DIRECTIONS >> Output all the material that follows, exactly as given.

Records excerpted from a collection
** start **
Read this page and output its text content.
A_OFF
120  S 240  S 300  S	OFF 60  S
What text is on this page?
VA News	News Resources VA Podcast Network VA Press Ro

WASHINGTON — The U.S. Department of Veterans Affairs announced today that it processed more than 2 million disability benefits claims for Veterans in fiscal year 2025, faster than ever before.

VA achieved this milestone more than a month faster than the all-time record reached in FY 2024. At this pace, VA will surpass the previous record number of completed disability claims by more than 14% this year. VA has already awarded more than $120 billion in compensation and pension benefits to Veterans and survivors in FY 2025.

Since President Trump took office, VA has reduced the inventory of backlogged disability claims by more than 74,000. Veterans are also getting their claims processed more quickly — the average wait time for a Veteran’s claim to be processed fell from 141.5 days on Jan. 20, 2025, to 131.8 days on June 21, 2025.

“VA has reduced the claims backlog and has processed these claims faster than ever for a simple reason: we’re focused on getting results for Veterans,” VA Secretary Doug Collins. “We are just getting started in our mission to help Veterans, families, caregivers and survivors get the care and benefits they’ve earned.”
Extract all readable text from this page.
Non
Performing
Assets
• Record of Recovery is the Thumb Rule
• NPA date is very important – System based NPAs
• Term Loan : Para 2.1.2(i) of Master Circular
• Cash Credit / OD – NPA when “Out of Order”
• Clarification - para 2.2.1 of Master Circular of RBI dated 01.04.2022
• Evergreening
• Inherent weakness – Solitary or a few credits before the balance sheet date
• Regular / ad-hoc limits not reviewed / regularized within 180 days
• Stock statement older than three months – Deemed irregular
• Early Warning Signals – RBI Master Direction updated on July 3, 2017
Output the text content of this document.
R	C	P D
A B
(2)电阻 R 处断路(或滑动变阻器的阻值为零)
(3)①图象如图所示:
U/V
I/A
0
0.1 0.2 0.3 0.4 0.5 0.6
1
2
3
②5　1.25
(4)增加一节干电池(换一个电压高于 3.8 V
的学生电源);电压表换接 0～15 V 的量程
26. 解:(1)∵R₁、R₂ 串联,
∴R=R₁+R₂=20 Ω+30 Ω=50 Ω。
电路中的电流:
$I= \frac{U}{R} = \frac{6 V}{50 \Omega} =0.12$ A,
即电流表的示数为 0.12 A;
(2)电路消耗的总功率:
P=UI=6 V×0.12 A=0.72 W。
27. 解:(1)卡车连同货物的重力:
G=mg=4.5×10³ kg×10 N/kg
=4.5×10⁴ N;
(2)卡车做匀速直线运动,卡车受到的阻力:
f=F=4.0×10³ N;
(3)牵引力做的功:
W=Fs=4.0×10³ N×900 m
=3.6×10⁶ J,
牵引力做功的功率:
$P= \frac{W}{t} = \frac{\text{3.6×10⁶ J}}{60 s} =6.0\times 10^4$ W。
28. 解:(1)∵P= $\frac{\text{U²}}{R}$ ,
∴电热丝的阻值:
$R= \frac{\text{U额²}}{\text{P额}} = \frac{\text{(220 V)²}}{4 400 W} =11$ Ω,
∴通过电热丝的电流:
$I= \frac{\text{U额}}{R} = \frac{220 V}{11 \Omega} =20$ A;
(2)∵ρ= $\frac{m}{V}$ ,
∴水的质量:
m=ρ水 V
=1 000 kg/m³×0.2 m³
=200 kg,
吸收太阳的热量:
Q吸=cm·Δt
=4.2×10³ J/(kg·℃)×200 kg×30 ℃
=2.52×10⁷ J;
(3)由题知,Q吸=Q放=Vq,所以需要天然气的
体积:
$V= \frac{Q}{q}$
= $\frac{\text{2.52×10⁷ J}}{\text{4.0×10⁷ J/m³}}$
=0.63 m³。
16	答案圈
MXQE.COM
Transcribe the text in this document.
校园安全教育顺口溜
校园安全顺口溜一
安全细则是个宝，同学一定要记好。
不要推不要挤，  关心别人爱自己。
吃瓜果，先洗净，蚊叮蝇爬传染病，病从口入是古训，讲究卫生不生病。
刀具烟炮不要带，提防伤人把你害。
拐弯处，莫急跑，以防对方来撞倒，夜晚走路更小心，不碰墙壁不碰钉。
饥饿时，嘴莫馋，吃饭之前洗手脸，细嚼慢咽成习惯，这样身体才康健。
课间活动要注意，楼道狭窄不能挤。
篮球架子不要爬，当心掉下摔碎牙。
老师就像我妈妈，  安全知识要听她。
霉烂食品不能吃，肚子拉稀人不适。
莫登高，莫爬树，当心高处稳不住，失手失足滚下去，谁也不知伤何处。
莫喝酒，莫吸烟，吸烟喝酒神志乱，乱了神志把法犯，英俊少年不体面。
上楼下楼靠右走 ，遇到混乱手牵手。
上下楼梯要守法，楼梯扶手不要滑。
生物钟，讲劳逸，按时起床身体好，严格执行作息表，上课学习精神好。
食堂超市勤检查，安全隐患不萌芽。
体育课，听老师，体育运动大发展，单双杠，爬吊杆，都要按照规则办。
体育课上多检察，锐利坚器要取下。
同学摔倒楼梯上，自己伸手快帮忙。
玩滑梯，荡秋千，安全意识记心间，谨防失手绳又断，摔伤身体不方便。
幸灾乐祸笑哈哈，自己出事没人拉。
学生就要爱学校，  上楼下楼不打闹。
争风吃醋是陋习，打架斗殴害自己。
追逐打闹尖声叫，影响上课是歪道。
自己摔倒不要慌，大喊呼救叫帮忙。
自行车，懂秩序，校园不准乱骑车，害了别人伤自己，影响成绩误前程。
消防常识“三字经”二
** end **
FINISHED TASK >>
Read this page and output its text content.
A_OFF
120  S 240  S 300  S	OFF 60  S
What text is on this page?
VA News	News Resources VA Podcast Network VA Press Ro

WASHINGTON — The U.S. Department of Veterans Affairs announced today that it processed more than 2 million disability benefits claims for Veterans in fiscal year 2025, faster than ever before.

VA achieved this milestone more than a month faster than the all-time record reached in FY 2024. At this pace, VA will surpass the previous record number of completed disability claims by more than 14% this year. VA has already awarded more than $120 billion in compensation and pension benefits to Veterans and survivors in FY 2025.

Since President Trump took office, VA has reduced the inventory of backlogged disability claims by more than 74,000. Veterans are also getting their claims processed more quickly — the average wait time for a Veteran’s claim to be processed fell from 141.5 days on Jan. 20, 2025, to 131.8 days on June 21, 2025.

“VA has reduced the claims backlog and has processed these claims faster than ever for a simple reason: we’re focused on getting results for Veterans,” VA Secretary Doug Collins. “We are just getting started in our mission to help Veterans, families, caregivers and survivors get the care and benefits they’ve earned.”
Extract all readable text from this page.
Non
Performing
Assets
• Record of Recovery is the Thumb Rule
• NPA date is very important – System based NPAs
• Term Loan : Para 2.1.2(i) of Master Circular
• Cash Credit / OD – NPA when “Out of Order”
• Clarification - para 2.2.1 of Master Circular of RBI dated 01.04.2022
• Evergreening
• Inherent weakness – Solitary or a few credits before the balance sheet date
• Regular / ad-hoc limits not reviewed / regularized within 180 days
• Stock statement older than three months – Deemed irregular
• Early Warning Signals – RBI Master Direction updated on July 3, 2017
Output the text content of this document.
R	C	P D
A B
(2)电阻 R 处断路(或滑动变阻器的阻值为零)
(3)①图象如图所示:
U/V
I/A
0
0.1 0.2 0.3 0.4 0.5 0.6
1
2
3
②5　1.25
(4)增加一节干电池(换一个电压高于 3.8 V
的学生电源);电压表换接 0～15 V 的量程
26. 解:(1)∵R₁、R₂ 串联,
∴R=R₁+R₂=20 Ω+30 Ω=50 Ω。
电路中的电流:
$I= \frac{U}{R} = \frac{6 V}{50 \Omega} =0.12$ A,
即电流表的示数为 0.12 A;
(2)电路消耗的总功率:
P=UI=6 V×0.12 A=0.72 W。
27. 解:(1)卡车连同货物的重力:
G=mg=4.5×10³ kg×10 N/kg
=4.5×10⁴ N;
(2)卡车做匀速直线运动,卡车受到的阻力:
f=F=4.0×10³ N;
(3)牵引力做的功:
W=Fs=4.0×10³ N×900 m
=3.6×10⁶ J,
牵引力做功的功率:
$P= \frac{W}{t} = \frac{\text{3.6×10⁶ J}}{60 s} =6.0\times 10^4$ W。
28. 解:(1)∵P= $\frac{\text{U²}}{R}$ ,
∴电热丝的阻值:
$R= \frac{\text{U额²}}{\text{P额}} = \frac{\text{(220 V)²}}{4 400 W} =11$ Ω,
∴通过电热丝的电流:
$I= \frac{\text{U额}}{R} = \frac{220 V}{11 \Omega} =20$ A;
(2)∵ρ= $\frac{m}{V}$ ,
∴水的质量:
m=ρ水 V
=1 000 kg/m³×0.2 m³
=200 kg,
吸收太阳的热量:
Q吸=cm·Δt
=4.2×10³ J/(kg·℃)×200 kg×30 ℃
=2.52×10⁷ J;
(3)由题知,Q吸=Q放=Vq,所以需要天然气的
体积:
$V= \frac{Q}{q}$
= $\frac{\text{2.52×10⁷ J}}{\text{4.0×10⁷ J/m³}}$
=0.63 m³。
16	答案圈
MXQE.COM
Transcribe the text in this document.
校园安全教育顺口溜
校园安全顺口溜一
安全细则是个宝，同学一定要记好。
不要推不要挤，  关心别人爱自己。
吃瓜果，先洗净，蚊叮蝇爬传染病，病从口入是古训，讲究卫生不生病。
刀具烟炮不要带，提防伤人把你害。
拐弯处，莫急跑，以防对方来撞倒，夜晚走路更小心，不碰墙壁不碰钉。
饥饿时，嘴莫馋，吃饭之前洗手脸，细嚼慢咽成习惯，这样身体才康健。
课间活动要注意，楼道狭窄不能挤。
篮球架子不要爬，当心掉下摔碎牙。
老师就像我妈妈，  安全知识要听她。
霉烂食品不能吃，肚子拉稀人不适。
莫登高，莫爬树，当心高处稳不住，失手失足滚下去，谁也不知伤何处。
莫喝酒，莫吸烟，吸烟喝酒神志乱，乱了神志把法犯，英俊少年不体面。
上楼下楼靠右走 ，遇到混乱手牵手。
上下楼梯要守法，楼梯扶手不要滑。
生物钟，讲劳逸，按时起床身体好，严格执行作息表，上课学习精神好。
食堂超市勤检查，安全隐患不萌芽。
体育课，听老师，体育运动大发展，单双杠，爬吊杆，都要按照规则办。
体育课上多检察，锐利坚器要取下。
同学摔倒楼梯上，自己伸手快帮忙。
玩滑梯，荡秋千，安全意识记心间，谨防失手绳又断，摔伤身体不方便。
幸灾乐祸笑哈哈，自己出事没人拉。
学生就要爱学校，  上楼下楼不打闹。
争风吃醋是陋习，打架斗殴害自己。
追逐打闹尖声叫，影响上课是歪道。
自己摔倒不要慌，大喊呼救叫帮忙。
自行车，懂秩序，校园不准乱骑车，害了别人伤自己，影响成绩误前程。
消防常识“三字经”二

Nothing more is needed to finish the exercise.